WHAT YOU ARE ASKED TO DO :: Where a line holds "refresh", copy it.

(begin)

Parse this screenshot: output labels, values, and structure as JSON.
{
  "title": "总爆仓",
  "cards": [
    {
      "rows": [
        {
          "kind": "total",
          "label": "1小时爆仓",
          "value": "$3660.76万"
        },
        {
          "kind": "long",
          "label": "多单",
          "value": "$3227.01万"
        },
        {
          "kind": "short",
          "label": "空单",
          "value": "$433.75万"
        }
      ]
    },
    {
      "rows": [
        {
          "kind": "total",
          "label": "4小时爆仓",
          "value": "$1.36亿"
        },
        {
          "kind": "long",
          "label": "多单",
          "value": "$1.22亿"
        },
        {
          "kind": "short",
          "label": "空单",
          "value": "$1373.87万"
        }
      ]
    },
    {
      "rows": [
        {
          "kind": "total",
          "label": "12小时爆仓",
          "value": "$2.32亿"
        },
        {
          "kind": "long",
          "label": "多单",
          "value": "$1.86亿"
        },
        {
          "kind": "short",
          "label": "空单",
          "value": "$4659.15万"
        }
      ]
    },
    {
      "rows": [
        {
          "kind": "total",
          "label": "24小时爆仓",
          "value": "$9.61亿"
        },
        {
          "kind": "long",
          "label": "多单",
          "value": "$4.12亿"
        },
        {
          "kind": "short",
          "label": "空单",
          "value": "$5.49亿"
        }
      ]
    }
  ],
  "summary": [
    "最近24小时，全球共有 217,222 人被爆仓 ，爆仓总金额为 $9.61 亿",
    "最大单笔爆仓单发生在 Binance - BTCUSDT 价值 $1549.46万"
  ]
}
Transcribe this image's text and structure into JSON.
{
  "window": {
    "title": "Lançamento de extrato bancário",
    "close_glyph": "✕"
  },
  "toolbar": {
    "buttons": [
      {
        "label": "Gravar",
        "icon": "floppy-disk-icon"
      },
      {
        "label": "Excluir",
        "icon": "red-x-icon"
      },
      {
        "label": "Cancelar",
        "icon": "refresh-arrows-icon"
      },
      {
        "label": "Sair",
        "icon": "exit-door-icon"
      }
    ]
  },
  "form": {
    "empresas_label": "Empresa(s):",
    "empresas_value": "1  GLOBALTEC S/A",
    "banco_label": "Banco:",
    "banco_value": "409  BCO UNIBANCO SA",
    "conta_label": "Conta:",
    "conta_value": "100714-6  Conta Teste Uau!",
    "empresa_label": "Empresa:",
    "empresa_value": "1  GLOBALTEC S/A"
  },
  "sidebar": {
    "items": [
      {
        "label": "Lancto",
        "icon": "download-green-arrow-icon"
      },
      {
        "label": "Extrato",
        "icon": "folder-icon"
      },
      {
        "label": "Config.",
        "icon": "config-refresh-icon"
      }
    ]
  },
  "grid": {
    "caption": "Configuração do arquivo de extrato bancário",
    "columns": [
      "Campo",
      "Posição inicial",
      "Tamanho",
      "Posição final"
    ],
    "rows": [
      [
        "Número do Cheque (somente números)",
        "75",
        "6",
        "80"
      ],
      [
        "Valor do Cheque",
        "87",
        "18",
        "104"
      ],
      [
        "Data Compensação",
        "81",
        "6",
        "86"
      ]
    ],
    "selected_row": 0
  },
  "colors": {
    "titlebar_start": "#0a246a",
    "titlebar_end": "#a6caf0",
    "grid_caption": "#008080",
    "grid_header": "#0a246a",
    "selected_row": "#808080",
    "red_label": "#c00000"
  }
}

(end)

OUTPUT BELOW ::
        "icon": "refresh-arrows-icon"
        "icon": "config-refresh-icon"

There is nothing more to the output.